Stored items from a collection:

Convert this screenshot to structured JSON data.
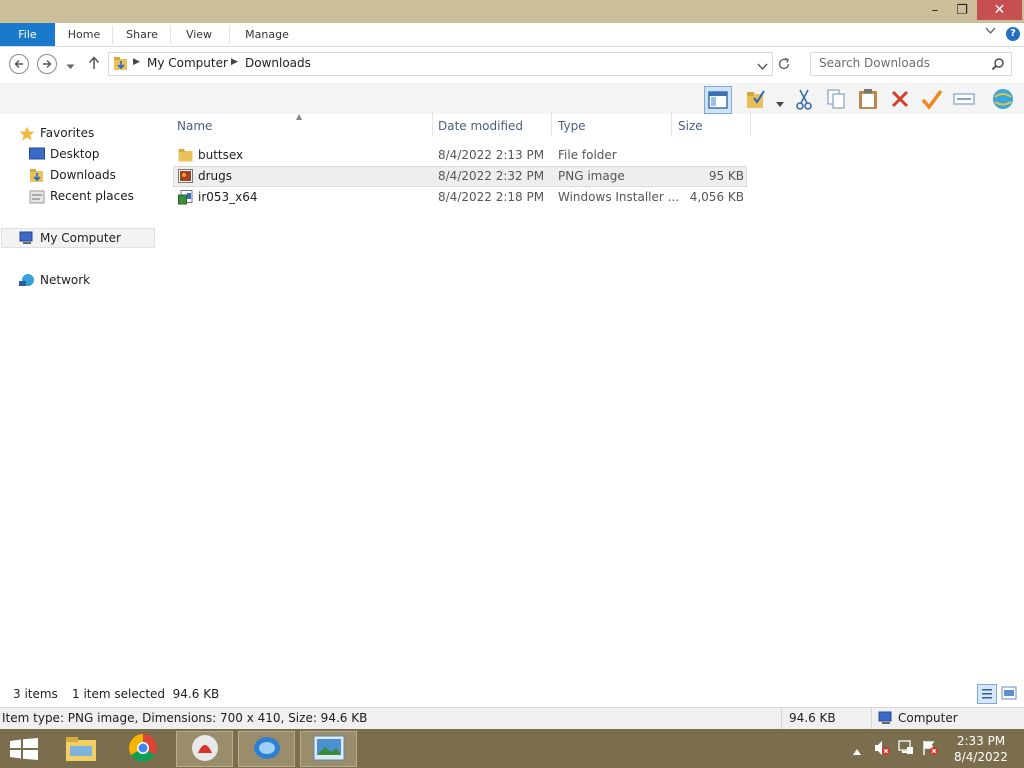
{
  "window": {
    "controls": {
      "minimize": "–",
      "maximize": "❐",
      "close": "✕"
    }
  },
  "ribbon": {
    "tabs": [
      "File",
      "Home",
      "Share",
      "View",
      "Manage"
    ],
    "help": "?"
  },
  "address": {
    "crumbs": [
      "My Computer",
      "Downloads"
    ],
    "search_placeholder": "Search Downloads"
  },
  "toolbar": {
    "icons": [
      "layout-pane-icon",
      "folder-check-icon",
      "cut-icon",
      "copy-icon",
      "paste-icon",
      "delete-icon",
      "check-icon",
      "rename-icon",
      "network-globe-icon"
    ]
  },
  "sidebar": {
    "favorites_label": "Favorites",
    "favorites": [
      "Desktop",
      "Downloads",
      "Recent places"
    ],
    "computer_label": "My Computer",
    "network_label": "Network"
  },
  "columns": {
    "name": "Name",
    "date": "Date modified",
    "type": "Type",
    "size": "Size"
  },
  "files": [
    {
      "name": "buttsex",
      "date": "8/4/2022 2:13 PM",
      "type": "File folder",
      "size": "",
      "icon": "folder-icon"
    },
    {
      "name": "drugs",
      "date": "8/4/2022 2:32 PM",
      "type": "PNG image",
      "size": "95 KB",
      "icon": "png-image-icon",
      "selected": true
    },
    {
      "name": "ir053_x64",
      "date": "8/4/2022 2:18 PM",
      "type": "Windows Installer ...",
      "size": "4,056 KB",
      "icon": "installer-icon"
    }
  ],
  "status": {
    "item_count": "3 items",
    "selection": "1 item selected  94.6 KB",
    "details": "Item type: PNG image, Dimensions: 700 x 410, Size: 94.6 KB",
    "size": "94.6 KB",
    "location": "Computer"
  },
  "taskbar": {
    "time": "2:33 PM",
    "date": "8/4/2022"
  },
  "colors": {
    "titlebar": "#cdbe9a",
    "file_tab": "#1979ca",
    "close_button": "#c74f4f",
    "taskbar": "#7b6e4e",
    "header_text": "#4c607a"
  }
}
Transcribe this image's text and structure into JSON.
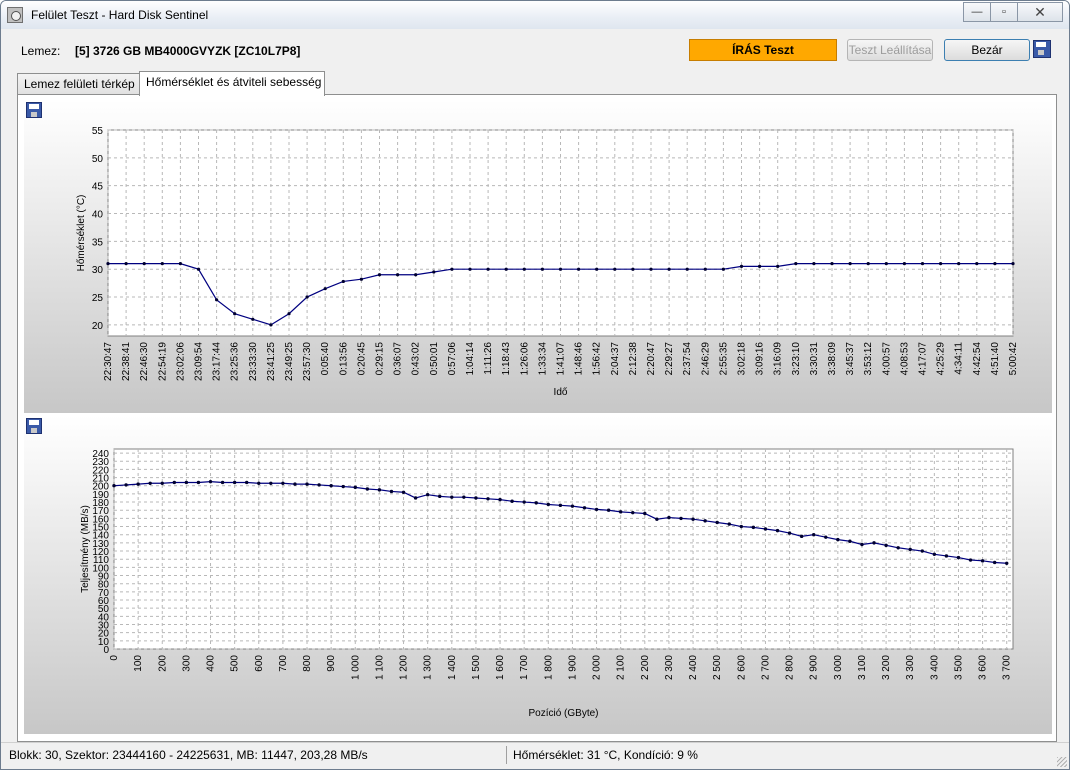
{
  "window": {
    "title": "Felület Teszt - Hard Disk Sentinel",
    "minimize": "—",
    "restore": "▫",
    "close": "✕"
  },
  "toolbar": {
    "disk_label": "Lemez:",
    "disk_name": "[5] 3726 GB  MB4000GVYZK [ZC10L7P8]",
    "status": "ÍRÁS Teszt",
    "stop_button": "Teszt Leállítása",
    "close_button": "Bezár"
  },
  "tabs": [
    {
      "label": "Lemez felületi térkép"
    },
    {
      "label": "Hőmérséklet és átviteli sebesség"
    }
  ],
  "statusbar": {
    "left": "Blokk: 30, Szektor: 23444160 - 24225631, MB: 11447, 203,28 MB/s",
    "right": "Hőmérséklet: 31  °C,  Kondíció: 9 %"
  },
  "chart_data": [
    {
      "type": "line",
      "ylabel": "Hőmérséklet (°C)",
      "xlabel": "Idő",
      "ylim": [
        18,
        55
      ],
      "yticks": [
        20,
        25,
        30,
        35,
        40,
        45,
        50,
        55
      ],
      "grid": true,
      "categories": [
        "22:30:47",
        "22:38:41",
        "22:46:30",
        "22:54:19",
        "23:02:06",
        "23:09:54",
        "23:17:44",
        "23:25:36",
        "23:33:30",
        "23:41:25",
        "23:49:25",
        "23:57:30",
        "0:05:40",
        "0:13:56",
        "0:20:45",
        "0:29:15",
        "0:36:07",
        "0:43:02",
        "0:50:01",
        "0:57:06",
        "1:04:14",
        "1:11:26",
        "1:18:43",
        "1:26:06",
        "1:33:34",
        "1:41:07",
        "1:48:46",
        "1:56:42",
        "2:04:37",
        "2:12:38",
        "2:20:47",
        "2:29:27",
        "2:37:54",
        "2:46:29",
        "2:55:35",
        "3:02:18",
        "3:09:16",
        "3:16:09",
        "3:23:10",
        "3:30:31",
        "3:38:09",
        "3:45:37",
        "3:53:12",
        "4:00:57",
        "4:08:53",
        "4:17:07",
        "4:25:29",
        "4:34:11",
        "4:42:54",
        "4:51:40",
        "5:00:42"
      ],
      "values": [
        31,
        31,
        31,
        31,
        31,
        30,
        24.5,
        22,
        21,
        20,
        22,
        25,
        26.5,
        27.8,
        28.2,
        29,
        29,
        29,
        29.5,
        30,
        30,
        30,
        30,
        30,
        30,
        30,
        30,
        30,
        30,
        30,
        30,
        30,
        30,
        30,
        30,
        30.5,
        30.5,
        30.5,
        31,
        31,
        31,
        31,
        31,
        31,
        31,
        31,
        31,
        31,
        31,
        31,
        31
      ]
    },
    {
      "type": "line",
      "ylabel": "Teljesítmény (MB/s)",
      "xlabel": "Pozíció (GByte)",
      "xlim": [
        0,
        3726
      ],
      "ylim": [
        0,
        245
      ],
      "yticks": [
        0,
        10,
        20,
        30,
        40,
        50,
        60,
        70,
        80,
        90,
        100,
        110,
        120,
        130,
        140,
        150,
        160,
        170,
        180,
        190,
        200,
        210,
        220,
        230,
        240
      ],
      "xticks": [
        0,
        100,
        200,
        300,
        400,
        500,
        600,
        700,
        800,
        900,
        1000,
        1100,
        1200,
        1300,
        1400,
        1500,
        1600,
        1700,
        1800,
        1900,
        2000,
        2100,
        2200,
        2300,
        2400,
        2500,
        2600,
        2700,
        2800,
        2900,
        3000,
        3100,
        3200,
        3300,
        3400,
        3500,
        3600,
        3700
      ],
      "xtick_labels": [
        "0",
        "100",
        "200",
        "300",
        "400",
        "500",
        "600",
        "700",
        "800",
        "900",
        "1 000",
        "1 100",
        "1 200",
        "1 300",
        "1 400",
        "1 500",
        "1 600",
        "1 700",
        "1 800",
        "1 900",
        "2 000",
        "2 100",
        "2 200",
        "2 300",
        "2 400",
        "2 500",
        "2 600",
        "2 700",
        "2 800",
        "2 900",
        "3 000",
        "3 100",
        "3 200",
        "3 300",
        "3 400",
        "3 500",
        "3 600",
        "3 700"
      ],
      "grid": true,
      "x": [
        0,
        50,
        100,
        150,
        200,
        250,
        300,
        350,
        400,
        450,
        500,
        550,
        600,
        650,
        700,
        750,
        800,
        850,
        900,
        950,
        1000,
        1050,
        1100,
        1150,
        1200,
        1250,
        1300,
        1350,
        1400,
        1450,
        1500,
        1550,
        1600,
        1650,
        1700,
        1750,
        1800,
        1850,
        1900,
        1950,
        2000,
        2050,
        2100,
        2150,
        2200,
        2250,
        2300,
        2350,
        2400,
        2450,
        2500,
        2550,
        2600,
        2650,
        2700,
        2750,
        2800,
        2850,
        2900,
        2950,
        3000,
        3050,
        3100,
        3150,
        3200,
        3250,
        3300,
        3350,
        3400,
        3450,
        3500,
        3550,
        3600,
        3650,
        3700
      ],
      "values": [
        200,
        201,
        202,
        203,
        203,
        204,
        204,
        204,
        205,
        204,
        204,
        204,
        203,
        203,
        203,
        202,
        202,
        201,
        200,
        199,
        198,
        196,
        195,
        193,
        192,
        185,
        189,
        187,
        186,
        186,
        185,
        184,
        183,
        181,
        180,
        179,
        177,
        176,
        175,
        173,
        171,
        170,
        168,
        167,
        166,
        159,
        161,
        160,
        159,
        157,
        155,
        153,
        150,
        149,
        147,
        145,
        142,
        138,
        140,
        137,
        134,
        132,
        128,
        130,
        127,
        124,
        122,
        120,
        116,
        114,
        112,
        109,
        108,
        106,
        105
      ]
    }
  ]
}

REQUEST:
Set the entries down again exactly. Do not include the images.

REPLY TO THE TASK:
Convert this screenshot to structured JSON data.
{
  "window": {
    "controls": {
      "minimize": "–",
      "maximize": "❐",
      "close": "✕"
    }
  },
  "ribbon": {
    "tabs": [
      "File",
      "Home",
      "Share",
      "View",
      "Manage"
    ],
    "help": "?"
  },
  "address": {
    "crumbs": [
      "My Computer",
      "Downloads"
    ],
    "search_placeholder": "Search Downloads"
  },
  "toolbar": {
    "icons": [
      "layout-pane-icon",
      "folder-check-icon",
      "cut-icon",
      "copy-icon",
      "paste-icon",
      "delete-icon",
      "check-icon",
      "rename-icon",
      "network-globe-icon"
    ]
  },
  "sidebar": {
    "favorites_label": "Favorites",
    "favorites": [
      "Desktop",
      "Downloads",
      "Recent places"
    ],
    "computer_label": "My Computer",
    "network_label": "Network"
  },
  "columns": {
    "name": "Name",
    "date": "Date modified",
    "type": "Type",
    "size": "Size"
  },
  "files": [
    {
      "name": "buttsex",
      "date": "8/4/2022 2:13 PM",
      "type": "File folder",
      "size": "",
      "icon": "folder-icon"
    },
    {
      "name": "drugs",
      "date": "8/4/2022 2:32 PM",
      "type": "PNG image",
      "size": "95 KB",
      "icon": "png-image-icon",
      "selected": true
    },
    {
      "name": "ir053_x64",
      "date": "8/4/2022 2:18 PM",
      "type": "Windows Installer ...",
      "size": "4,056 KB",
      "icon": "installer-icon"
    }
  ],
  "status": {
    "item_count": "3 items",
    "selection": "1 item selected  94.6 KB",
    "details": "Item type: PNG image, Dimensions: 700 x 410, Size: 94.6 KB",
    "size": "94.6 KB",
    "location": "Computer"
  },
  "taskbar": {
    "time": "2:33 PM",
    "date": "8/4/2022"
  },
  "colors": {
    "titlebar": "#cdbe9a",
    "file_tab": "#1979ca",
    "close_button": "#c74f4f",
    "taskbar": "#7b6e4e",
    "header_text": "#4c607a"
  }
}
Transcribe this image's text and structure into JSON.
{
  "window": {
    "title": "Felület Teszt - Hard Disk Sentinel",
    "minimize": "—",
    "restore": "▫",
    "close": "✕"
  },
  "toolbar": {
    "disk_label": "Lemez:",
    "disk_name": "[5] 3726 GB  MB4000GVYZK [ZC10L7P8]",
    "status": "ÍRÁS Teszt",
    "stop_button": "Teszt Leállítása",
    "close_button": "Bezár"
  },
  "tabs": [
    {
      "label": "Lemez felületi térkép"
    },
    {
      "label": "Hőmérséklet és átviteli sebesség"
    }
  ],
  "statusbar": {
    "left": "Blokk: 30, Szektor: 23444160 - 24225631, MB: 11447, 203,28 MB/s",
    "right": "Hőmérséklet: 31  °C,  Kondíció: 9 %"
  },
  "chart_data": [
    {
      "type": "line",
      "ylabel": "Hőmérséklet (°C)",
      "xlabel": "Idő",
      "ylim": [
        18,
        55
      ],
      "yticks": [
        20,
        25,
        30,
        35,
        40,
        45,
        50,
        55
      ],
      "grid": true,
      "categories": [
        "22:30:47",
        "22:38:41",
        "22:46:30",
        "22:54:19",
        "23:02:06",
        "23:09:54",
        "23:17:44",
        "23:25:36",
        "23:33:30",
        "23:41:25",
        "23:49:25",
        "23:57:30",
        "0:05:40",
        "0:13:56",
        "0:20:45",
        "0:29:15",
        "0:36:07",
        "0:43:02",
        "0:50:01",
        "0:57:06",
        "1:04:14",
        "1:11:26",
        "1:18:43",
        "1:26:06",
        "1:33:34",
        "1:41:07",
        "1:48:46",
        "1:56:42",
        "2:04:37",
        "2:12:38",
        "2:20:47",
        "2:29:27",
        "2:37:54",
        "2:46:29",
        "2:55:35",
        "3:02:18",
        "3:09:16",
        "3:16:09",
        "3:23:10",
        "3:30:31",
        "3:38:09",
        "3:45:37",
        "3:53:12",
        "4:00:57",
        "4:08:53",
        "4:17:07",
        "4:25:29",
        "4:34:11",
        "4:42:54",
        "4:51:40",
        "5:00:42"
      ],
      "values": [
        31,
        31,
        31,
        31,
        31,
        30,
        24.5,
        22,
        21,
        20,
        22,
        25,
        26.5,
        27.8,
        28.2,
        29,
        29,
        29,
        29.5,
        30,
        30,
        30,
        30,
        30,
        30,
        30,
        30,
        30,
        30,
        30,
        30,
        30,
        30,
        30,
        30,
        30.5,
        30.5,
        30.5,
        31,
        31,
        31,
        31,
        31,
        31,
        31,
        31,
        31,
        31,
        31,
        31,
        31
      ]
    },
    {
      "type": "line",
      "ylabel": "Teljesítmény (MB/s)",
      "xlabel": "Pozíció (GByte)",
      "xlim": [
        0,
        3726
      ],
      "ylim": [
        0,
        245
      ],
      "yticks": [
        0,
        10,
        20,
        30,
        40,
        50,
        60,
        70,
        80,
        90,
        100,
        110,
        120,
        130,
        140,
        150,
        160,
        170,
        180,
        190,
        200,
        210,
        220,
        230,
        240
      ],
      "xticks": [
        0,
        100,
        200,
        300,
        400,
        500,
        600,
        700,
        800,
        900,
        1000,
        1100,
        1200,
        1300,
        1400,
        1500,
        1600,
        1700,
        1800,
        1900,
        2000,
        2100,
        2200,
        2300,
        2400,
        2500,
        2600,
        2700,
        2800,
        2900,
        3000,
        3100,
        3200,
        3300,
        3400,
        3500,
        3600,
        3700
      ],
      "xtick_labels": [
        "0",
        "100",
        "200",
        "300",
        "400",
        "500",
        "600",
        "700",
        "800",
        "900",
        "1 000",
        "1 100",
        "1 200",
        "1 300",
        "1 400",
        "1 500",
        "1 600",
        "1 700",
        "1 800",
        "1 900",
        "2 000",
        "2 100",
        "2 200",
        "2 300",
        "2 400",
        "2 500",
        "2 600",
        "2 700",
        "2 800",
        "2 900",
        "3 000",
        "3 100",
        "3 200",
        "3 300",
        "3 400",
        "3 500",
        "3 600",
        "3 700"
      ],
      "grid": true,
      "x": [
        0,
        50,
        100,
        150,
        200,
        250,
        300,
        350,
        400,
        450,
        500,
        550,
        600,
        650,
        700,
        750,
        800,
        850,
        900,
        950,
        1000,
        1050,
        1100,
        1150,
        1200,
        1250,
        1300,
        1350,
        1400,
        1450,
        1500,
        1550,
        1600,
        1650,
        1700,
        1750,
        1800,
        1850,
        1900,
        1950,
        2000,
        2050,
        2100,
        2150,
        2200,
        2250,
        2300,
        2350,
        2400,
        2450,
        2500,
        2550,
        2600,
        2650,
        2700,
        2750,
        2800,
        2850,
        2900,
        2950,
        3000,
        3050,
        3100,
        3150,
        3200,
        3250,
        3300,
        3350,
        3400,
        3450,
        3500,
        3550,
        3600,
        3650,
        3700
      ],
      "values": [
        200,
        201,
        202,
        203,
        203,
        204,
        204,
        204,
        205,
        204,
        204,
        204,
        203,
        203,
        203,
        202,
        202,
        201,
        200,
        199,
        198,
        196,
        195,
        193,
        192,
        185,
        189,
        187,
        186,
        186,
        185,
        184,
        183,
        181,
        180,
        179,
        177,
        176,
        175,
        173,
        171,
        170,
        168,
        167,
        166,
        159,
        161,
        160,
        159,
        157,
        155,
        153,
        150,
        149,
        147,
        145,
        142,
        138,
        140,
        137,
        134,
        132,
        128,
        130,
        127,
        124,
        122,
        120,
        116,
        114,
        112,
        109,
        108,
        106,
        105
      ]
    }
  ]
}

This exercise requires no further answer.